__Instructions to follow__
Exclude the pictures, then copy all remaining records exactly.
+--
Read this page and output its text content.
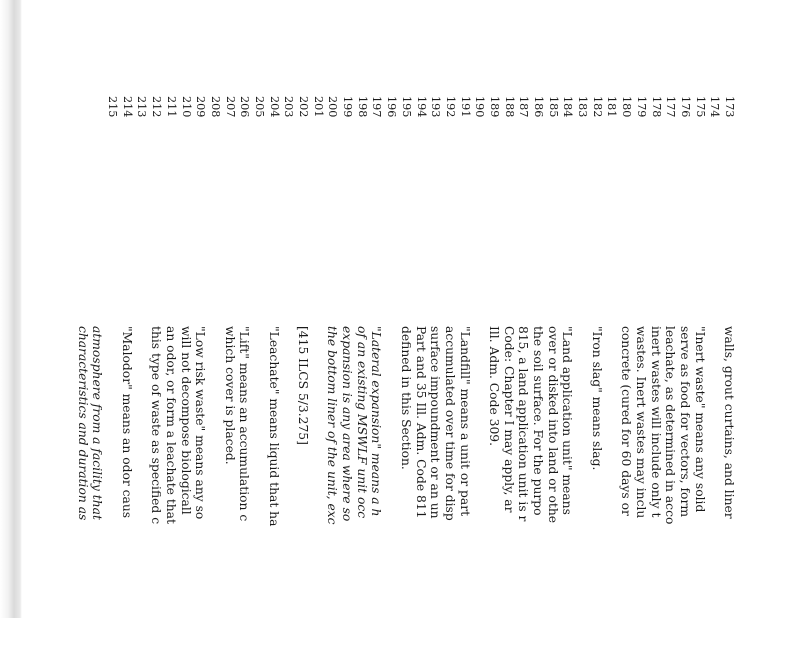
173
174
175
176
177
178
179
180
181
182
183
184
185
186
187
188
189
190
191
192
193
194
195
196
197
198
199
200
201
202
203
204
205
206
207
208
209
210
211
212
213
214
215
walls, grout curtains, and liner
"Inert waste" means any solid
serve as food for vectors, form
leachate, as determined in acco
inert wastes will include only t
wastes. Inert wastes may inclu
concrete (cured for 60 days or
"Iron slag" means slag.
"Land application unit" means
over or disked into land or othe
the soil surface. For the purpo
815, a land application unit is r
Code: Chapter I may apply, ar
Ill. Adm. Code 309.
"Landfill" means a unit or part
accumulated over time for disp
surface impoundment or an un
Part and 35 Ill. Adm. Code 811
defined in this Section.
"Lateral expansion" means a h
of an existing MSWLF unit occ
expansion is any area where so
the bottom liner of the unit, exc
[415 ILCS 5/3.275]
"Leachate" means liquid that ha
"Lift" means an accumulation c
which cover is placed.
"Low risk waste" means any so
will not decompose biologicall
an odor, or form a leachate that
this type of waste as specified c
"Malodor" means an odor caus
atmosphere from a facility that
characteristics and duration as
+--
__Output__
Read this page and output its text content.
173
174
175
176
177
178
179
180
181
182
183
184
185
186
187
188
189
190
191
192
193
194
195
196
197
198
199
200
201
202
203
204
205
206
207
208
209
210
211
212
213
214
215
walls, grout curtains, and liner
"Inert waste" means any solid
serve as food for vectors, form
leachate, as determined in acco
inert wastes will include only t
wastes. Inert wastes may inclu
concrete (cured for 60 days or
"Iron slag" means slag.
"Land application unit" means
over or disked into land or othe
the soil surface. For the purpo
815, a land application unit is r
Code: Chapter I may apply, ar
Ill. Adm. Code 309.
"Landfill" means a unit or part
accumulated over time for disp
surface impoundment or an un
Part and 35 Ill. Adm. Code 811
defined in this Section.
"Lateral expansion" means a h
of an existing MSWLF unit occ
expansion is any area where so
the bottom liner of the unit, exc
[415 ILCS 5/3.275]
"Leachate" means liquid that ha
"Lift" means an accumulation c
which cover is placed.
"Low risk waste" means any so
will not decompose biologicall
an odor, or form a leachate that
this type of waste as specified c
"Malodor" means an odor caus
atmosphere from a facility that
characteristics and duration as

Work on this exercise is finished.